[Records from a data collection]
--------

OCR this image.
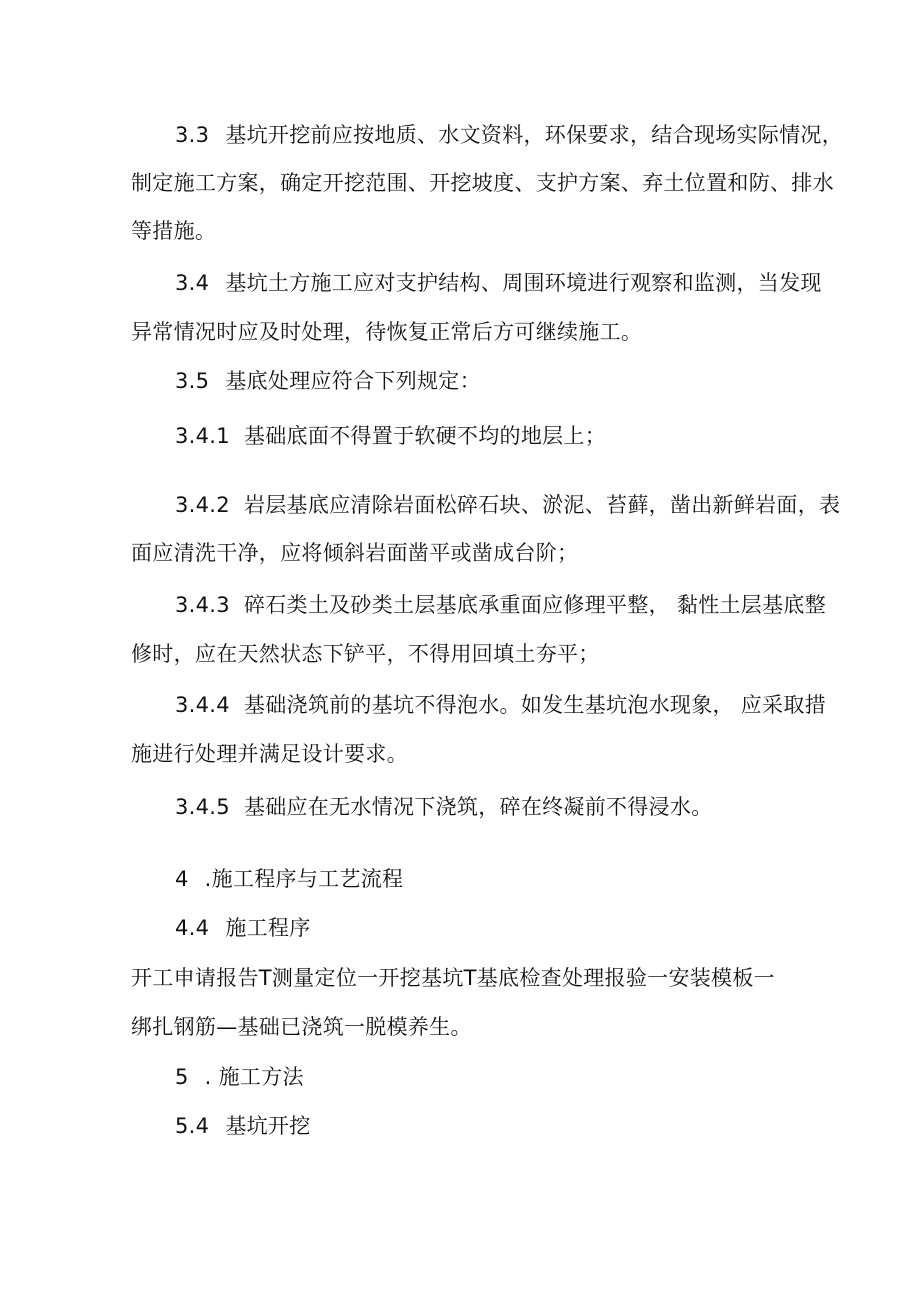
3.3 基坑开挖前应按地质、水文资料，环保要求，结合现场实际情况，
制定施工方案，确定开挖范围、开挖坡度、支护方案、弃土位置和防、排水
等措施。
3.4 基坑土方施工应对支护结构、周围环境进行观察和监测，当发现
异常情况时应及时处理，待恢复正常后方可继续施工。
3.5 基底处理应符合下列规定：
3.4.1 基础底面不得置于软硬不均的地层上；
3.4.2 岩层基底应清除岩面松碎石块、淤泥、苔藓，凿出新鲜岩面，表
面应清洗干净，应将倾斜岩面凿平或凿成台阶；
3.4.3 碎石类土及砂类土层基底承重面应修理平整， 黏性土层基底整
修时，应在天然状态下铲平，不得用回填土夯平；
3.4.4 基础浇筑前的基坑不得泡水。如发生基坑泡水现象， 应采取措
施进行处理并满足设计要求。
3.4.5 基础应在无水情况下浇筑，碎在终凝前不得浸水。
4 .施工程序与工艺流程
4.4 施工程序
开工申请报告T测量定位一开挖基坑T基底检查处理报验一安装模板一
绑扎钢筋—基础已浇筑一脱模养生。
5 . 施工方法
5.4 基坑开挖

--------

GIVEN TASK: Reproduce each line of the records exactly, and omit every picture.

RIGHT ANSWER:
OCR this image.
3.3 基坑开挖前应按地质、水文资料，环保要求，结合现场实际情况，
制定施工方案，确定开挖范围、开挖坡度、支护方案、弃土位置和防、排水
等措施。
3.4 基坑土方施工应对支护结构、周围环境进行观察和监测，当发现
异常情况时应及时处理，待恢复正常后方可继续施工。
3.5 基底处理应符合下列规定：
3.4.1 基础底面不得置于软硬不均的地层上；
3.4.2 岩层基底应清除岩面松碎石块、淤泥、苔藓，凿出新鲜岩面，表
面应清洗干净，应将倾斜岩面凿平或凿成台阶；
3.4.3 碎石类土及砂类土层基底承重面应修理平整， 黏性土层基底整
修时，应在天然状态下铲平，不得用回填土夯平；
3.4.4 基础浇筑前的基坑不得泡水。如发生基坑泡水现象， 应采取措
施进行处理并满足设计要求。
3.4.5 基础应在无水情况下浇筑，碎在终凝前不得浸水。
4 .施工程序与工艺流程
4.4 施工程序
开工申请报告T测量定位一开挖基坑T基底检查处理报验一安装模板一
绑扎钢筋—基础已浇筑一脱模养生。
5 . 施工方法
5.4 基坑开挖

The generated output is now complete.